Work required. Keep the pictures out of the copy and repeat the records exactly.

The input.
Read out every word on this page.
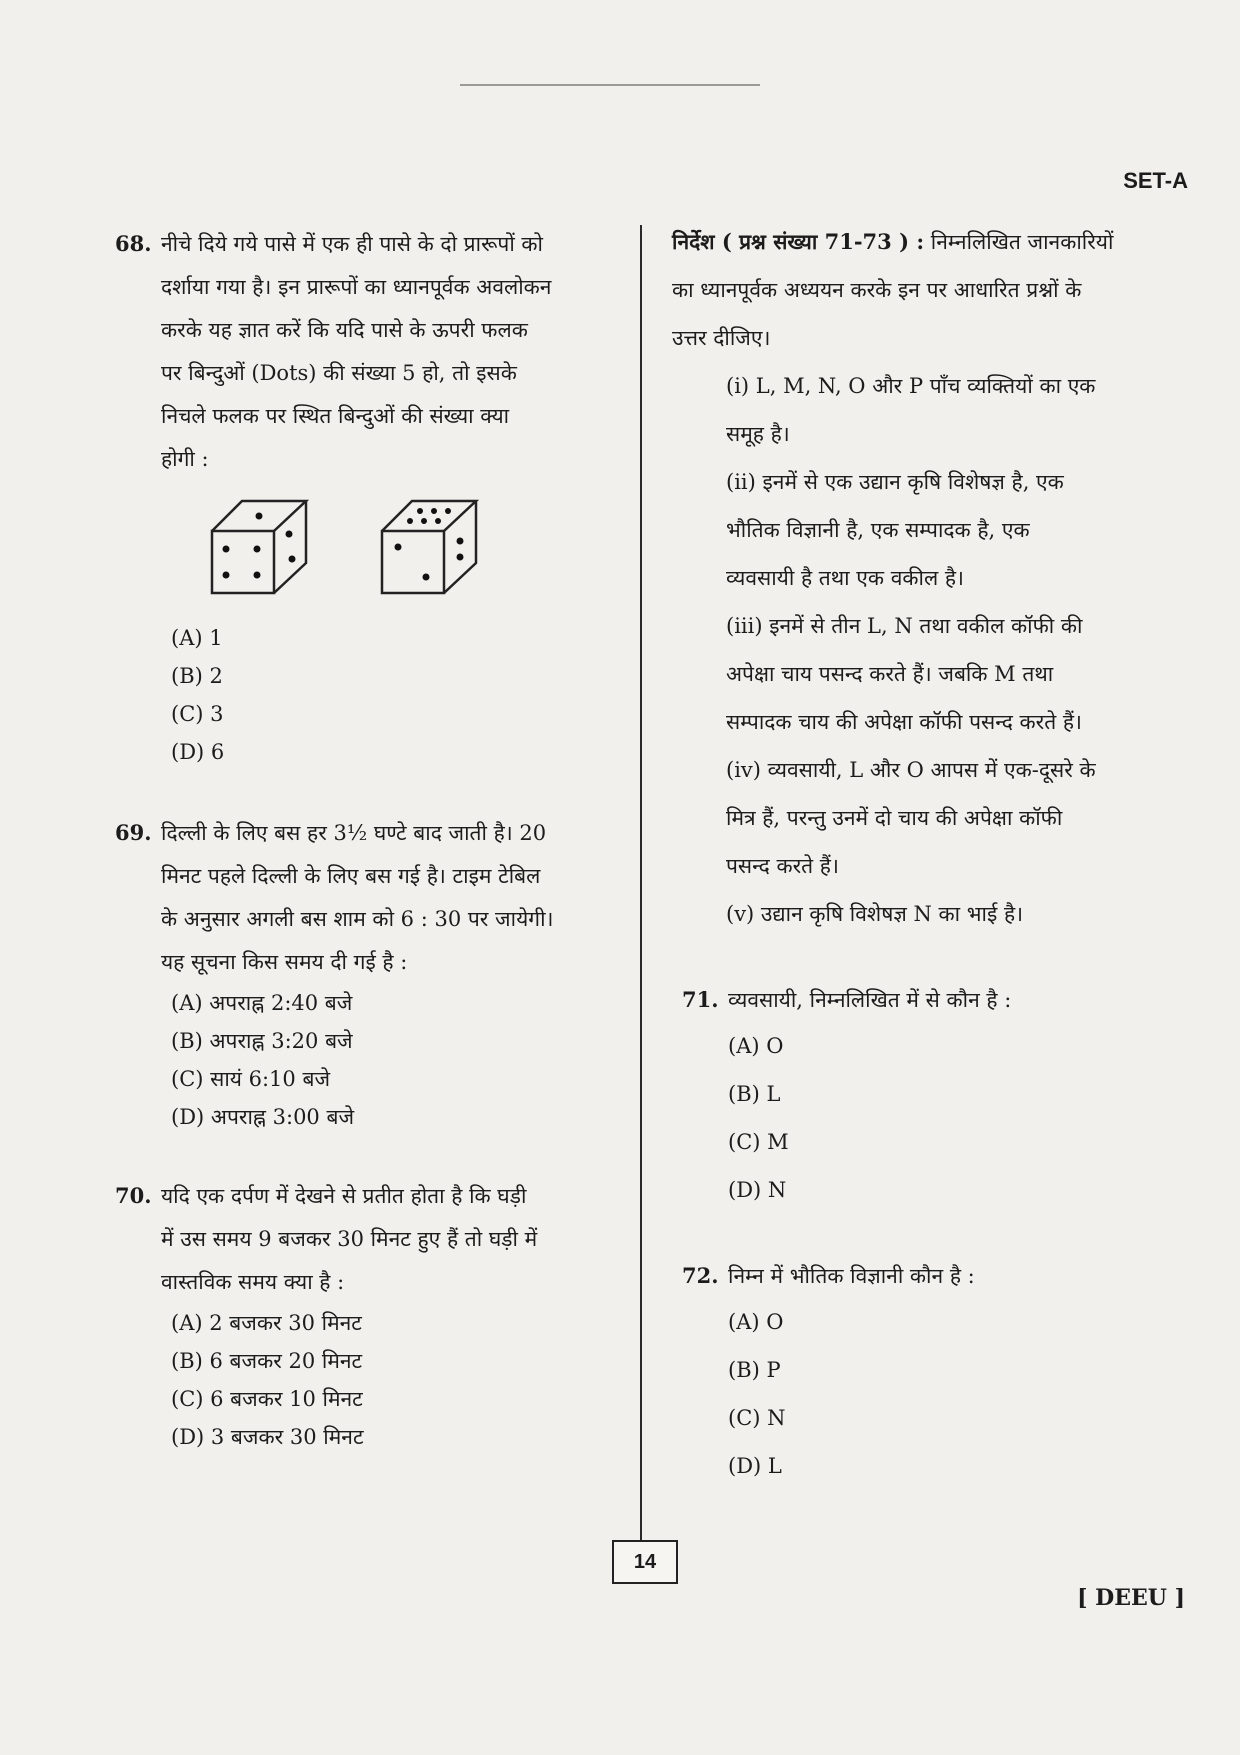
SET-A
68. नीचे दिये गये पासे में एक ही पासे के दो प्रारूपों को
दर्शाया गया है। इन प्रारूपों का ध्यानपूर्वक अवलोकन
करके यह ज्ञात करें कि यदि पासे के ऊपरी फलक
पर बिन्दुओं (Dots) की संख्या 5 हो, तो इसके
निचले फलक पर स्थित बिन्दुओं की संख्या क्या
होगी :
(A) 1
(B) 2
(C) 3
(D) 6
69. दिल्ली के लिए बस हर 3½ घण्टे बाद जाती है। 20
मिनट पहले दिल्ली के लिए बस गई है। टाइम टेबिल
के अनुसार अगली बस शाम को 6 : 30 पर जायेगी।
यह सूचना किस समय दी गई है :
(A) अपराह्न 2:40 बजे
(B) अपराह्न 3:20 बजे
(C) सायं 6:10 बजे
(D) अपराह्न 3:00 बजे
70. यदि एक दर्पण में देखने से प्रतीत होता है कि घड़ी
में उस समय 9 बजकर 30 मिनट हुए हैं तो घड़ी में
वास्तविक समय क्या है :
(A) 2 बजकर 30 मिनट
(B) 6 बजकर 20 मिनट
(C) 6 बजकर 10 मिनट
(D) 3 बजकर 30 मिनट
निर्देश ( प्रश्न संख्या 71-73 ) : निम्नलिखित जानकारियों
का ध्यानपूर्वक अध्ययन करके इन पर आधारित प्रश्नों के
उत्तर दीजिए।
(i) L, M, N, O और P पाँच व्यक्तियों का एक
समूह है।
(ii) इनमें से एक उद्यान कृषि विशेषज्ञ है, एक
भौतिक विज्ञानी है, एक सम्पादक है, एक
व्यवसायी है तथा एक वकील है।
(iii) इनमें से तीन L, N तथा वकील कॉफी की
अपेक्षा चाय पसन्द करते हैं। जबकि M तथा
सम्पादक चाय की अपेक्षा कॉफी पसन्द करते हैं।
(iv) व्यवसायी, L और O आपस में एक-दूसरे के
मित्र हैं, परन्तु उनमें दो चाय की अपेक्षा कॉफी
पसन्द करते हैं।
(v) उद्यान कृषि विशेषज्ञ N का भाई है।
71. व्यवसायी, निम्नलिखित में से कौन है :
(A) O
(B) L
(C) M
(D) N
72. निम्न में भौतिक विज्ञानी कौन है :
(A) O
(B) P
(C) N
(D) L
14
[ DEEU ]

Correct answer.
Read out every word on this page.
SET-A
68. नीचे दिये गये पासे में एक ही पासे के दो प्रारूपों को
दर्शाया गया है। इन प्रारूपों का ध्यानपूर्वक अवलोकन
करके यह ज्ञात करें कि यदि पासे के ऊपरी फलक
पर बिन्दुओं (Dots) की संख्या 5 हो, तो इसके
निचले फलक पर स्थित बिन्दुओं की संख्या क्या
होगी :
(A) 1
(B) 2
(C) 3
(D) 6
69. दिल्ली के लिए बस हर 3½ घण्टे बाद जाती है। 20
मिनट पहले दिल्ली के लिए बस गई है। टाइम टेबिल
के अनुसार अगली बस शाम को 6 : 30 पर जायेगी।
यह सूचना किस समय दी गई है :
(A) अपराह्न 2:40 बजे
(B) अपराह्न 3:20 बजे
(C) सायं 6:10 बजे
(D) अपराह्न 3:00 बजे
70. यदि एक दर्पण में देखने से प्रतीत होता है कि घड़ी
में उस समय 9 बजकर 30 मिनट हुए हैं तो घड़ी में
वास्तविक समय क्या है :
(A) 2 बजकर 30 मिनट
(B) 6 बजकर 20 मिनट
(C) 6 बजकर 10 मिनट
(D) 3 बजकर 30 मिनट
निर्देश ( प्रश्न संख्या 71-73 ) : निम्नलिखित जानकारियों
का ध्यानपूर्वक अध्ययन करके इन पर आधारित प्रश्नों के
उत्तर दीजिए।
(i) L, M, N, O और P पाँच व्यक्तियों का एक
समूह है।
(ii) इनमें से एक उद्यान कृषि विशेषज्ञ है, एक
भौतिक विज्ञानी है, एक सम्पादक है, एक
व्यवसायी है तथा एक वकील है।
(iii) इनमें से तीन L, N तथा वकील कॉफी की
अपेक्षा चाय पसन्द करते हैं। जबकि M तथा
सम्पादक चाय की अपेक्षा कॉफी पसन्द करते हैं।
(iv) व्यवसायी, L और O आपस में एक-दूसरे के
मित्र हैं, परन्तु उनमें दो चाय की अपेक्षा कॉफी
पसन्द करते हैं।
(v) उद्यान कृषि विशेषज्ञ N का भाई है।
71. व्यवसायी, निम्नलिखित में से कौन है :
(A) O
(B) L
(C) M
(D) N
72. निम्न में भौतिक विज्ञानी कौन है :
(A) O
(B) P
(C) N
(D) L
14
[ DEEU ]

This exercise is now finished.